**Exercise directions:**
Your task is to print the material below exactly as presented.

**Supplied entries:**
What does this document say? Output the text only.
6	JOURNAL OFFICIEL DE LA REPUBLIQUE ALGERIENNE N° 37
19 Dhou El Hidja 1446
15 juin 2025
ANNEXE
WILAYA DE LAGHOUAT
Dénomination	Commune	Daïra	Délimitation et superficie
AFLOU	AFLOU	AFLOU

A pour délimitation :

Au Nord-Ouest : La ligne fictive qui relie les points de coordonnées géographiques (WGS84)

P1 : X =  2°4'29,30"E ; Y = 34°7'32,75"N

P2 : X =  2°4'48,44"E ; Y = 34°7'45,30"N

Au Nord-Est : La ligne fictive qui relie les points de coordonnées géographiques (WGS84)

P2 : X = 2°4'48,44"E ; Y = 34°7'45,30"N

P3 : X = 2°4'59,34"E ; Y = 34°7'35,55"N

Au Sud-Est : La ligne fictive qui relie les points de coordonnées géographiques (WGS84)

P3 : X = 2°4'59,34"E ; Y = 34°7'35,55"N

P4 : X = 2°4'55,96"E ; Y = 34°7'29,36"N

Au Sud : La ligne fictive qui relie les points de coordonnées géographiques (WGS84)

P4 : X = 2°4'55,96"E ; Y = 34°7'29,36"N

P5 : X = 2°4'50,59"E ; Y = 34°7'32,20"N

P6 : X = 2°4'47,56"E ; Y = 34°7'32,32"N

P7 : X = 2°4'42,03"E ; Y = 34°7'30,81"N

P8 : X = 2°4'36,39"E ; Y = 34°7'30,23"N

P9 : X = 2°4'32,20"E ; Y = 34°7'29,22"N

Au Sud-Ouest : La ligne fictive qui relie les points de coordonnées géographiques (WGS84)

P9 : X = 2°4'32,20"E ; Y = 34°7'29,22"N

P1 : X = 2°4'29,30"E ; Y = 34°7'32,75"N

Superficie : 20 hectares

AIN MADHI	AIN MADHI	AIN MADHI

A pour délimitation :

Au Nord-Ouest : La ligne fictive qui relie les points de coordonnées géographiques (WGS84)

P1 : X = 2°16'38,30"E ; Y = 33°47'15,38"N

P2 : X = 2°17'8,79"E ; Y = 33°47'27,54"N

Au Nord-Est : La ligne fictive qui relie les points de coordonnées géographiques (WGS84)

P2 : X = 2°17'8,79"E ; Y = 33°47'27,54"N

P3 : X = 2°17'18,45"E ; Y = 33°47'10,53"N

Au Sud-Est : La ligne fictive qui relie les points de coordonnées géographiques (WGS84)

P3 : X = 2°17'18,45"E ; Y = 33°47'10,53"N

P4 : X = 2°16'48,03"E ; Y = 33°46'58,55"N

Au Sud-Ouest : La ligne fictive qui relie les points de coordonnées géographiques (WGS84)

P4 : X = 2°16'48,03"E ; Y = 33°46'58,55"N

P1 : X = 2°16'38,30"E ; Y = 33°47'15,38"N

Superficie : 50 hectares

**Exercise solution:**
What does this document say? Output the text only.
6	JOURNAL OFFICIEL DE LA REPUBLIQUE ALGERIENNE N° 37
19 Dhou El Hidja 1446
15 juin 2025
ANNEXE
WILAYA DE LAGHOUAT
Dénomination	Commune	Daïra	Délimitation et superficie
AFLOU	AFLOU	AFLOU

A pour délimitation :

Au Nord-Ouest : La ligne fictive qui relie les points de coordonnées géographiques (WGS84)

P1 : X =  2°4'29,30"E ; Y = 34°7'32,75"N

P2 : X =  2°4'48,44"E ; Y = 34°7'45,30"N

Au Nord-Est : La ligne fictive qui relie les points de coordonnées géographiques (WGS84)

P2 : X = 2°4'48,44"E ; Y = 34°7'45,30"N

P3 : X = 2°4'59,34"E ; Y = 34°7'35,55"N

Au Sud-Est : La ligne fictive qui relie les points de coordonnées géographiques (WGS84)

P3 : X = 2°4'59,34"E ; Y = 34°7'35,55"N

P4 : X = 2°4'55,96"E ; Y = 34°7'29,36"N

Au Sud : La ligne fictive qui relie les points de coordonnées géographiques (WGS84)

P4 : X = 2°4'55,96"E ; Y = 34°7'29,36"N

P5 : X = 2°4'50,59"E ; Y = 34°7'32,20"N

P6 : X = 2°4'47,56"E ; Y = 34°7'32,32"N

P7 : X = 2°4'42,03"E ; Y = 34°7'30,81"N

P8 : X = 2°4'36,39"E ; Y = 34°7'30,23"N

P9 : X = 2°4'32,20"E ; Y = 34°7'29,22"N

Au Sud-Ouest : La ligne fictive qui relie les points de coordonnées géographiques (WGS84)

P9 : X = 2°4'32,20"E ; Y = 34°7'29,22"N

P1 : X = 2°4'29,30"E ; Y = 34°7'32,75"N

Superficie : 20 hectares

AIN MADHI	AIN MADHI	AIN MADHI

A pour délimitation :

Au Nord-Ouest : La ligne fictive qui relie les points de coordonnées géographiques (WGS84)

P1 : X = 2°16'38,30"E ; Y = 33°47'15,38"N

P2 : X = 2°17'8,79"E ; Y = 33°47'27,54"N

Au Nord-Est : La ligne fictive qui relie les points de coordonnées géographiques (WGS84)

P2 : X = 2°17'8,79"E ; Y = 33°47'27,54"N

P3 : X = 2°17'18,45"E ; Y = 33°47'10,53"N

Au Sud-Est : La ligne fictive qui relie les points de coordonnées géographiques (WGS84)

P3 : X = 2°17'18,45"E ; Y = 33°47'10,53"N

P4 : X = 2°16'48,03"E ; Y = 33°46'58,55"N

Au Sud-Ouest : La ligne fictive qui relie les points de coordonnées géographiques (WGS84)

P4 : X = 2°16'48,03"E ; Y = 33°46'58,55"N

P1 : X = 2°16'38,30"E ; Y = 33°47'15,38"N

Superficie : 50 hectares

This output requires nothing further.